• _Written task_
Write out all of the entries exactly, please.
[Start Listed records]
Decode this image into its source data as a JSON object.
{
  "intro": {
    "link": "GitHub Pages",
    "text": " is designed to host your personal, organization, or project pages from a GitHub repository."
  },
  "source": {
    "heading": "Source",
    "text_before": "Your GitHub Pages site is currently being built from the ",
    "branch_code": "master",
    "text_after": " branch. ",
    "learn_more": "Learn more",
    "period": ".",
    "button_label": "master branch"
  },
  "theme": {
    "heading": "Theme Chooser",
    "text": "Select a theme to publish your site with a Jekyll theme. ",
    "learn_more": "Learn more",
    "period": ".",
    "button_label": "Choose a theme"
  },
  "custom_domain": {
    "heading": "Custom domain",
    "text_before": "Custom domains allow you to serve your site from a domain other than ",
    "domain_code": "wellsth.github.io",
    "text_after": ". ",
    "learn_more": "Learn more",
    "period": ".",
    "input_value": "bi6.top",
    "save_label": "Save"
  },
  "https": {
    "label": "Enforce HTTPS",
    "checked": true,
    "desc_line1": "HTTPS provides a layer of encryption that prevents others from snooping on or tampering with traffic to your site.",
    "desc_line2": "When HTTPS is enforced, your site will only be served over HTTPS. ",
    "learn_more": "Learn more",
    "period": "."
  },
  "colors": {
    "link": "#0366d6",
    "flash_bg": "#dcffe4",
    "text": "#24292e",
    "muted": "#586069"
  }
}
[End Listed records]
• _Final answer_
Decode this image into its source data as a JSON object.
{
  "intro": {
    "link": "GitHub Pages",
    "text": " is designed to host your personal, organization, or project pages from a GitHub repository."
  },
  "source": {
    "heading": "Source",
    "text_before": "Your GitHub Pages site is currently being built from the ",
    "branch_code": "master",
    "text_after": " branch. ",
    "learn_more": "Learn more",
    "period": ".",
    "button_label": "master branch"
  },
  "theme": {
    "heading": "Theme Chooser",
    "text": "Select a theme to publish your site with a Jekyll theme. ",
    "learn_more": "Learn more",
    "period": ".",
    "button_label": "Choose a theme"
  },
  "custom_domain": {
    "heading": "Custom domain",
    "text_before": "Custom domains allow you to serve your site from a domain other than ",
    "domain_code": "wellsth.github.io",
    "text_after": ". ",
    "learn_more": "Learn more",
    "period": ".",
    "input_value": "bi6.top",
    "save_label": "Save"
  },
  "https": {
    "label": "Enforce HTTPS",
    "checked": true,
    "desc_line1": "HTTPS provides a layer of encryption that prevents others from snooping on or tampering with traffic to your site.",
    "desc_line2": "When HTTPS is enforced, your site will only be served over HTTPS. ",
    "learn_more": "Learn more",
    "period": "."
  },
  "colors": {
    "link": "#0366d6",
    "flash_bg": "#dcffe4",
    "text": "#24292e",
    "muted": "#586069"
  }
}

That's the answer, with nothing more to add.